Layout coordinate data
━━━━

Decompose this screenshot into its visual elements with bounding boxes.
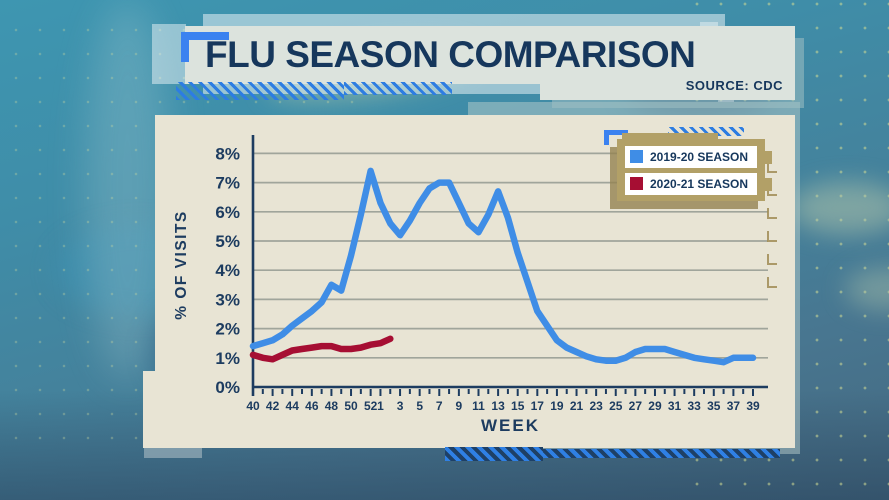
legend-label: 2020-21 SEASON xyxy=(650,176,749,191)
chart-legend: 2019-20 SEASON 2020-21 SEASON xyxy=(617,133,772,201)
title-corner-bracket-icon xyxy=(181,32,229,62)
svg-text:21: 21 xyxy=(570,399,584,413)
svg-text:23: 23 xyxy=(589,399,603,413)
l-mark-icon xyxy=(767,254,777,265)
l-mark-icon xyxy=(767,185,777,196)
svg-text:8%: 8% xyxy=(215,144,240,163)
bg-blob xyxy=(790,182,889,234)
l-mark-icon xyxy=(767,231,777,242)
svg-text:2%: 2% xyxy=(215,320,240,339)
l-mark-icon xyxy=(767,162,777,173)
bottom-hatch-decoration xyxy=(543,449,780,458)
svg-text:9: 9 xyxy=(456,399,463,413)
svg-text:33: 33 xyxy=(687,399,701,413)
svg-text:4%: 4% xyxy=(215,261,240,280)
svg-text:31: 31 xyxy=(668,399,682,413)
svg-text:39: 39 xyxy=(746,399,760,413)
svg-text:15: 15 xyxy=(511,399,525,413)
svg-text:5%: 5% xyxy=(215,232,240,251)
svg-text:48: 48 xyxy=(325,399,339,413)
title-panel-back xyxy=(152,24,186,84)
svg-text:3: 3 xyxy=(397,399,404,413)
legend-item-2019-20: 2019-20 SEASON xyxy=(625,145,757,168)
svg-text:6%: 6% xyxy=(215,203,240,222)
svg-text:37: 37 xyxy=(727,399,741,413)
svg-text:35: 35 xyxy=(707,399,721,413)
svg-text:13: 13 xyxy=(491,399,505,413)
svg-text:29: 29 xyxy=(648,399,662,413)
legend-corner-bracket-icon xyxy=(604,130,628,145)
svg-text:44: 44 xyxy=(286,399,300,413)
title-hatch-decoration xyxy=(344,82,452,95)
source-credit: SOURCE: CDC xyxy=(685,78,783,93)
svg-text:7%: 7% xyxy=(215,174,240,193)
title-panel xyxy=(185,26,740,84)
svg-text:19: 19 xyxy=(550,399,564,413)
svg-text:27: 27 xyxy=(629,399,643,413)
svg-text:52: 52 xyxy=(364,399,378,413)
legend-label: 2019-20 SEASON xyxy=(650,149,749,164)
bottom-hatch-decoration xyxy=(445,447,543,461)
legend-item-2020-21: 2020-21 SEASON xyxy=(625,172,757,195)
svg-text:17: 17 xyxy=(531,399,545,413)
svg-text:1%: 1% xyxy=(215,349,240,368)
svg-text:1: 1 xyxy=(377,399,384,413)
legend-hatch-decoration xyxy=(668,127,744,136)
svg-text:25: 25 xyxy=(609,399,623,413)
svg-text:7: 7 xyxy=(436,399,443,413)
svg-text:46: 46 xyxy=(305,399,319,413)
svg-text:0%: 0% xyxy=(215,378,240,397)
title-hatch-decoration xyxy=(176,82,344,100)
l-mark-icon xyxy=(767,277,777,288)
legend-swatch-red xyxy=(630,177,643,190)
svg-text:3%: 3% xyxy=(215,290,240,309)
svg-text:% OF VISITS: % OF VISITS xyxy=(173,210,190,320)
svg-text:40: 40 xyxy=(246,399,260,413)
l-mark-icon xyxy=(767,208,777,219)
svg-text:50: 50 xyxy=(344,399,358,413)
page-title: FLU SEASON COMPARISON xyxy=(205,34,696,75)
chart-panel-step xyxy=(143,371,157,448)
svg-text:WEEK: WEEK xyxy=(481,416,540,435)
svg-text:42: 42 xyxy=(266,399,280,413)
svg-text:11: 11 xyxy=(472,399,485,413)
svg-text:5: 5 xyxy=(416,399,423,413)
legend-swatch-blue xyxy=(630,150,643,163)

━━━━

> Exercise goal:
Retype the lines of the material word for word, starting with the line that contains "legend-label: 2020-21 SEASON" and going on through the line that contains "title-panel-back xyxy=(152,24,186,84)", both included.

> Solution to this task:
legend-label: 2020-21 SEASON xyxy=(650,176,749,191)
chart-legend: 2019-20 SEASON 2020-21 SEASON xyxy=(617,133,772,201)
title-corner-bracket-icon xyxy=(181,32,229,62)
svg-text:21: 21 xyxy=(570,399,584,413)
svg-text:23: 23 xyxy=(589,399,603,413)
l-mark-icon xyxy=(767,254,777,265)
l-mark-icon xyxy=(767,185,777,196)
svg-text:8%: 8% xyxy=(215,144,240,163)
bg-blob xyxy=(790,182,889,234)
l-mark-icon xyxy=(767,231,777,242)
svg-text:2%: 2% xyxy=(215,320,240,339)
l-mark-icon xyxy=(767,162,777,173)
bottom-hatch-decoration xyxy=(543,449,780,458)
svg-text:9: 9 xyxy=(456,399,463,413)
svg-text:33: 33 xyxy=(687,399,701,413)
svg-text:4%: 4% xyxy=(215,261,240,280)
svg-text:31: 31 xyxy=(668,399,682,413)
svg-text:39: 39 xyxy=(746,399,760,413)
svg-text:15: 15 xyxy=(511,399,525,413)
svg-text:5%: 5% xyxy=(215,232,240,251)
svg-text:48: 48 xyxy=(325,399,339,413)
title-panel-back xyxy=(152,24,186,84)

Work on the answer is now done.